TASK OBJECTIVE: Restate, word for word, every line of the data.

EXERCISE MATERIAL:
________________________________________
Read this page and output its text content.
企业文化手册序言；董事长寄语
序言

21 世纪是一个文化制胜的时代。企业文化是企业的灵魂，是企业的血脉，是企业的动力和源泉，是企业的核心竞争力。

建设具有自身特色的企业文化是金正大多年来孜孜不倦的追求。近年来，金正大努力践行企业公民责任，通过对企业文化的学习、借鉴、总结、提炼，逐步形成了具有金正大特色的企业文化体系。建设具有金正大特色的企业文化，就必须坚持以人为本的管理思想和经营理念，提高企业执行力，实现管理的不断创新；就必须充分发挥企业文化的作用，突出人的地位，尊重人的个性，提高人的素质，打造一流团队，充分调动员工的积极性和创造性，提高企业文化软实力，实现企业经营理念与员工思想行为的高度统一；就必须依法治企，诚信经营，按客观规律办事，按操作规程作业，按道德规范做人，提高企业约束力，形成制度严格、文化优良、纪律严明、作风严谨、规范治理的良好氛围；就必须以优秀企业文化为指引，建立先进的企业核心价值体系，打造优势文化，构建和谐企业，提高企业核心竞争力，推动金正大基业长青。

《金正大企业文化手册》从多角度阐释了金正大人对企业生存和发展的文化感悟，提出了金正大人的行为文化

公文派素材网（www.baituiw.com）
________________________________________
EXERCISE RESULT:
Read this page and output its text content.
企业文化手册序言；董事长寄语
序言

21 世纪是一个文化制胜的时代。企业文化是企业的灵魂，是企业的血脉，是企业的动力和源泉，是企业的核心竞争力。

建设具有自身特色的企业文化是金正大多年来孜孜不倦的追求。近年来，金正大努力践行企业公民责任，通过对企业文化的学习、借鉴、总结、提炼，逐步形成了具有金正大特色的企业文化体系。建设具有金正大特色的企业文化，就必须坚持以人为本的管理思想和经营理念，提高企业执行力，实现管理的不断创新；就必须充分发挥企业文化的作用，突出人的地位，尊重人的个性，提高人的素质，打造一流团队，充分调动员工的积极性和创造性，提高企业文化软实力，实现企业经营理念与员工思想行为的高度统一；就必须依法治企，诚信经营，按客观规律办事，按操作规程作业，按道德规范做人，提高企业约束力，形成制度严格、文化优良、纪律严明、作风严谨、规范治理的良好氛围；就必须以优秀企业文化为指引，建立先进的企业核心价值体系，打造优势文化，构建和谐企业，提高企业核心竞争力，推动金正大基业长青。

《金正大企业文化手册》从多角度阐释了金正大人对企业生存和发展的文化感悟，提出了金正大人的行为文化

公文派素材网（www.baituiw.com）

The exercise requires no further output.